**YOUR ASSIGNMENT**
All of the data below should be output exactly as given.

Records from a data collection
▽

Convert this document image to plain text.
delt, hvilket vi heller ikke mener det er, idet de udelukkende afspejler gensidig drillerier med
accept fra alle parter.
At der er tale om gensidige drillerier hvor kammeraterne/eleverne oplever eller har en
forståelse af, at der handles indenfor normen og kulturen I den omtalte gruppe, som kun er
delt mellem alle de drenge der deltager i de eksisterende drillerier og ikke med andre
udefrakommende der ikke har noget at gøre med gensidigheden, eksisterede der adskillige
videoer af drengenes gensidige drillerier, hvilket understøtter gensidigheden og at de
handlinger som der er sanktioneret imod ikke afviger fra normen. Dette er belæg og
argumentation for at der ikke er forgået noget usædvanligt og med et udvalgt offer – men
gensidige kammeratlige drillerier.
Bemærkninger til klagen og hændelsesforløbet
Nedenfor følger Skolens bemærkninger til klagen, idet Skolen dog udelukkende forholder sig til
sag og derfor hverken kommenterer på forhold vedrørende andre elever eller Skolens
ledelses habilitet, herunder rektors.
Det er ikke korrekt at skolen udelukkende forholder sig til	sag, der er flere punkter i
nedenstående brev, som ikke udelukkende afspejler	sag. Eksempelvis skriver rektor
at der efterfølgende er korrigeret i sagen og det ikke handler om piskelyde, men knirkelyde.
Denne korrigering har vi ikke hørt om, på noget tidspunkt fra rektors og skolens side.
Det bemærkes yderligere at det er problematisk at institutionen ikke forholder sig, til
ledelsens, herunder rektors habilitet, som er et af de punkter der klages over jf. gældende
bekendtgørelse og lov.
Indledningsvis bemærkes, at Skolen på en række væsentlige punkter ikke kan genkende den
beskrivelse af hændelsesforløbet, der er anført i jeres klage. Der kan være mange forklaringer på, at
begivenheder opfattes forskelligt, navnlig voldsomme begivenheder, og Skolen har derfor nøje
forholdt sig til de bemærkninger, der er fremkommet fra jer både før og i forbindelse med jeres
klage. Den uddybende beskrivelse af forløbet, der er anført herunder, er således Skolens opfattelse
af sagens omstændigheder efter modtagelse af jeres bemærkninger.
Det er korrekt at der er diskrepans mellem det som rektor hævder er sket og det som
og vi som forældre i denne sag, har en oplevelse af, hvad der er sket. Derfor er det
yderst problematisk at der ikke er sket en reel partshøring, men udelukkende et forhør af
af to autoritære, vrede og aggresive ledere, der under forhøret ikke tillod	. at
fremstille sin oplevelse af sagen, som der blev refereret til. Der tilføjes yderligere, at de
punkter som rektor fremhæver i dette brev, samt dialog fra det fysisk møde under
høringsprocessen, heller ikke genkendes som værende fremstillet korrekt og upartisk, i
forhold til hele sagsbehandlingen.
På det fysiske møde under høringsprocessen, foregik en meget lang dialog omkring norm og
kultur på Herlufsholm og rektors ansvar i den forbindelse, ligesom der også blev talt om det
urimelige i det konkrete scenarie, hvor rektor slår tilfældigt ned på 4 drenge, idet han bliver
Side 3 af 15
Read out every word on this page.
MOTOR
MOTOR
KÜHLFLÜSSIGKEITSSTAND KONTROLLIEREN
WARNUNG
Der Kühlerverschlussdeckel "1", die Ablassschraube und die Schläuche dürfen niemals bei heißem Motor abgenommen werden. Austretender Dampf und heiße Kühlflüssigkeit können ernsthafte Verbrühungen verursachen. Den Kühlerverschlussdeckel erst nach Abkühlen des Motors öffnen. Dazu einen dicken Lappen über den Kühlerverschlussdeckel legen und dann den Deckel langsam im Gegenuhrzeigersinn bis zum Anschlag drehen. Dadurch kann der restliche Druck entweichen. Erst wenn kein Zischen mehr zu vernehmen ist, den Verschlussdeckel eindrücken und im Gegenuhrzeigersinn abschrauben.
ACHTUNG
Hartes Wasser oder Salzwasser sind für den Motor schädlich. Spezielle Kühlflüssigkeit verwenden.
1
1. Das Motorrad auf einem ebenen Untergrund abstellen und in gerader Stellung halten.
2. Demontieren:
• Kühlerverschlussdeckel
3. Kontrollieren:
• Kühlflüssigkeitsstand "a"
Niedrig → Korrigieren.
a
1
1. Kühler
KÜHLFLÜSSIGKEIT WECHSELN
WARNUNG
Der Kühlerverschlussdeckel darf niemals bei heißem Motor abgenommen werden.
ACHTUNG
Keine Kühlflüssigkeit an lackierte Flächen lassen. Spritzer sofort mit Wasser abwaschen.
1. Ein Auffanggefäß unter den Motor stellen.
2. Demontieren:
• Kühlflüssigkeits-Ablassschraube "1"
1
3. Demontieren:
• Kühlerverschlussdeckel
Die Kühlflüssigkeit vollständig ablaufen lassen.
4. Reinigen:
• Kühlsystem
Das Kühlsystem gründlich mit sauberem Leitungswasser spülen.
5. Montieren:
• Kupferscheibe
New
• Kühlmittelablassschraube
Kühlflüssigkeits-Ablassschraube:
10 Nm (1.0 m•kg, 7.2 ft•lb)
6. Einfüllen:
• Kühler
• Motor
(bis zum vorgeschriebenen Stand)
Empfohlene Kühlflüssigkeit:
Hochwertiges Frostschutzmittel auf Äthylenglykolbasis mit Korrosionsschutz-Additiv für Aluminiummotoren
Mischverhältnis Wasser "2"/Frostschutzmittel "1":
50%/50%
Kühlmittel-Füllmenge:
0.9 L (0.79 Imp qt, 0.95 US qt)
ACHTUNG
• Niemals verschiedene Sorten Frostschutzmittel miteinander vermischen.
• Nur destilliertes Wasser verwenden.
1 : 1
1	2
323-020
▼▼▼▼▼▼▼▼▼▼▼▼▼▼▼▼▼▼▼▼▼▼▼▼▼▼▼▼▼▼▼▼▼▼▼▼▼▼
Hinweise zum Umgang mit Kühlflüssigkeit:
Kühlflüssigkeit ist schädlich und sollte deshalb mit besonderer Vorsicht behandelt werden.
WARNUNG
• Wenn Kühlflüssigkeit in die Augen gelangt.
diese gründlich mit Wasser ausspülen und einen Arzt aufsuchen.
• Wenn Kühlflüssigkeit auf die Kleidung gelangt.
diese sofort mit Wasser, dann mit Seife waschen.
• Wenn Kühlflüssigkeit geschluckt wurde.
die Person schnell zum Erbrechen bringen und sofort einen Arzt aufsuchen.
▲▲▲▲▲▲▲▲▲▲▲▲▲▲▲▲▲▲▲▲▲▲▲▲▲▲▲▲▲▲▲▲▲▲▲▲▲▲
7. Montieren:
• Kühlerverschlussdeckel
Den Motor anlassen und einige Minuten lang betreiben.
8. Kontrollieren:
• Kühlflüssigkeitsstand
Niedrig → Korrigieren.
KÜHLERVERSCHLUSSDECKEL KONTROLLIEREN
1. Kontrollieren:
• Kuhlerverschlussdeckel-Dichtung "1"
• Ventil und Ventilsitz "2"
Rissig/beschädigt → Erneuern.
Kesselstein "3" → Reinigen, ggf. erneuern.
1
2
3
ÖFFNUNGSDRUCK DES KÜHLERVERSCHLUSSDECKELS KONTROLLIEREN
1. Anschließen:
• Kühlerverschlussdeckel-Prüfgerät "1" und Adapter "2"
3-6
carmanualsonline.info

△

**EXERCISE ANSWER**
Convert this document image to plain text.
delt, hvilket vi heller ikke mener det er, idet de udelukkende afspejler gensidig drillerier med
accept fra alle parter.
At der er tale om gensidige drillerier hvor kammeraterne/eleverne oplever eller har en
forståelse af, at der handles indenfor normen og kulturen I den omtalte gruppe, som kun er
delt mellem alle de drenge der deltager i de eksisterende drillerier og ikke med andre
udefrakommende der ikke har noget at gøre med gensidigheden, eksisterede der adskillige
videoer af drengenes gensidige drillerier, hvilket understøtter gensidigheden og at de
handlinger som der er sanktioneret imod ikke afviger fra normen. Dette er belæg og
argumentation for at der ikke er forgået noget usædvanligt og med et udvalgt offer – men
gensidige kammeratlige drillerier.
Bemærkninger til klagen og hændelsesforløbet
Nedenfor følger Skolens bemærkninger til klagen, idet Skolen dog udelukkende forholder sig til
sag og derfor hverken kommenterer på forhold vedrørende andre elever eller Skolens
ledelses habilitet, herunder rektors.
Det er ikke korrekt at skolen udelukkende forholder sig til	sag, der er flere punkter i
nedenstående brev, som ikke udelukkende afspejler	sag. Eksempelvis skriver rektor
at der efterfølgende er korrigeret i sagen og det ikke handler om piskelyde, men knirkelyde.
Denne korrigering har vi ikke hørt om, på noget tidspunkt fra rektors og skolens side.
Det bemærkes yderligere at det er problematisk at institutionen ikke forholder sig, til
ledelsens, herunder rektors habilitet, som er et af de punkter der klages over jf. gældende
bekendtgørelse og lov.
Indledningsvis bemærkes, at Skolen på en række væsentlige punkter ikke kan genkende den
beskrivelse af hændelsesforløbet, der er anført i jeres klage. Der kan være mange forklaringer på, at
begivenheder opfattes forskelligt, navnlig voldsomme begivenheder, og Skolen har derfor nøje
forholdt sig til de bemærkninger, der er fremkommet fra jer både før og i forbindelse med jeres
klage. Den uddybende beskrivelse af forløbet, der er anført herunder, er således Skolens opfattelse
af sagens omstændigheder efter modtagelse af jeres bemærkninger.
Det er korrekt at der er diskrepans mellem det som rektor hævder er sket og det som
og vi som forældre i denne sag, har en oplevelse af, hvad der er sket. Derfor er det
yderst problematisk at der ikke er sket en reel partshøring, men udelukkende et forhør af
af to autoritære, vrede og aggresive ledere, der under forhøret ikke tillod	. at
fremstille sin oplevelse af sagen, som der blev refereret til. Der tilføjes yderligere, at de
punkter som rektor fremhæver i dette brev, samt dialog fra det fysisk møde under
høringsprocessen, heller ikke genkendes som værende fremstillet korrekt og upartisk, i
forhold til hele sagsbehandlingen.
På det fysiske møde under høringsprocessen, foregik en meget lang dialog omkring norm og
kultur på Herlufsholm og rektors ansvar i den forbindelse, ligesom der også blev talt om det
urimelige i det konkrete scenarie, hvor rektor slår tilfældigt ned på 4 drenge, idet han bliver
Side 3 af 15
Read out every word on this page.
MOTOR
MOTOR
KÜHLFLÜSSIGKEITSSTAND KONTROLLIEREN
WARNUNG
Der Kühlerverschlussdeckel "1", die Ablassschraube und die Schläuche dürfen niemals bei heißem Motor abgenommen werden. Austretender Dampf und heiße Kühlflüssigkeit können ernsthafte Verbrühungen verursachen. Den Kühlerverschlussdeckel erst nach Abkühlen des Motors öffnen. Dazu einen dicken Lappen über den Kühlerverschlussdeckel legen und dann den Deckel langsam im Gegenuhrzeigersinn bis zum Anschlag drehen. Dadurch kann der restliche Druck entweichen. Erst wenn kein Zischen mehr zu vernehmen ist, den Verschlussdeckel eindrücken und im Gegenuhrzeigersinn abschrauben.
ACHTUNG
Hartes Wasser oder Salzwasser sind für den Motor schädlich. Spezielle Kühlflüssigkeit verwenden.
1
1. Das Motorrad auf einem ebenen Untergrund abstellen und in gerader Stellung halten.
2. Demontieren:
• Kühlerverschlussdeckel
3. Kontrollieren:
• Kühlflüssigkeitsstand "a"
Niedrig → Korrigieren.
a
1
1. Kühler
KÜHLFLÜSSIGKEIT WECHSELN
WARNUNG
Der Kühlerverschlussdeckel darf niemals bei heißem Motor abgenommen werden.
ACHTUNG
Keine Kühlflüssigkeit an lackierte Flächen lassen. Spritzer sofort mit Wasser abwaschen.
1. Ein Auffanggefäß unter den Motor stellen.
2. Demontieren:
• Kühlflüssigkeits-Ablassschraube "1"
1
3. Demontieren:
• Kühlerverschlussdeckel
Die Kühlflüssigkeit vollständig ablaufen lassen.
4. Reinigen:
• Kühlsystem
Das Kühlsystem gründlich mit sauberem Leitungswasser spülen.
5. Montieren:
• Kupferscheibe
New
• Kühlmittelablassschraube
Kühlflüssigkeits-Ablassschraube:
10 Nm (1.0 m•kg, 7.2 ft•lb)
6. Einfüllen:
• Kühler
• Motor
(bis zum vorgeschriebenen Stand)
Empfohlene Kühlflüssigkeit:
Hochwertiges Frostschutzmittel auf Äthylenglykolbasis mit Korrosionsschutz-Additiv für Aluminiummotoren
Mischverhältnis Wasser "2"/Frostschutzmittel "1":
50%/50%
Kühlmittel-Füllmenge:
0.9 L (0.79 Imp qt, 0.95 US qt)
ACHTUNG
• Niemals verschiedene Sorten Frostschutzmittel miteinander vermischen.
• Nur destilliertes Wasser verwenden.
1 : 1
1	2
323-020
▼▼▼▼▼▼▼▼▼▼▼▼▼▼▼▼▼▼▼▼▼▼▼▼▼▼▼▼▼▼▼▼▼▼▼▼▼▼
Hinweise zum Umgang mit Kühlflüssigkeit:
Kühlflüssigkeit ist schädlich und sollte deshalb mit besonderer Vorsicht behandelt werden.
WARNUNG
• Wenn Kühlflüssigkeit in die Augen gelangt.
diese gründlich mit Wasser ausspülen und einen Arzt aufsuchen.
• Wenn Kühlflüssigkeit auf die Kleidung gelangt.
diese sofort mit Wasser, dann mit Seife waschen.
• Wenn Kühlflüssigkeit geschluckt wurde.
die Person schnell zum Erbrechen bringen und sofort einen Arzt aufsuchen.
▲▲▲▲▲▲▲▲▲▲▲▲▲▲▲▲▲▲▲▲▲▲▲▲▲▲▲▲▲▲▲▲▲▲▲▲▲▲
7. Montieren:
• Kühlerverschlussdeckel
Den Motor anlassen und einige Minuten lang betreiben.
8. Kontrollieren:
• Kühlflüssigkeitsstand
Niedrig → Korrigieren.
KÜHLERVERSCHLUSSDECKEL KONTROLLIEREN
1. Kontrollieren:
• Kuhlerverschlussdeckel-Dichtung "1"
• Ventil und Ventilsitz "2"
Rissig/beschädigt → Erneuern.
Kesselstein "3" → Reinigen, ggf. erneuern.
1
2
3
ÖFFNUNGSDRUCK DES KÜHLERVERSCHLUSSDECKELS KONTROLLIEREN
1. Anschließen:
• Kühlerverschlussdeckel-Prüfgerät "1" und Adapter "2"
3-6
carmanualsonline.info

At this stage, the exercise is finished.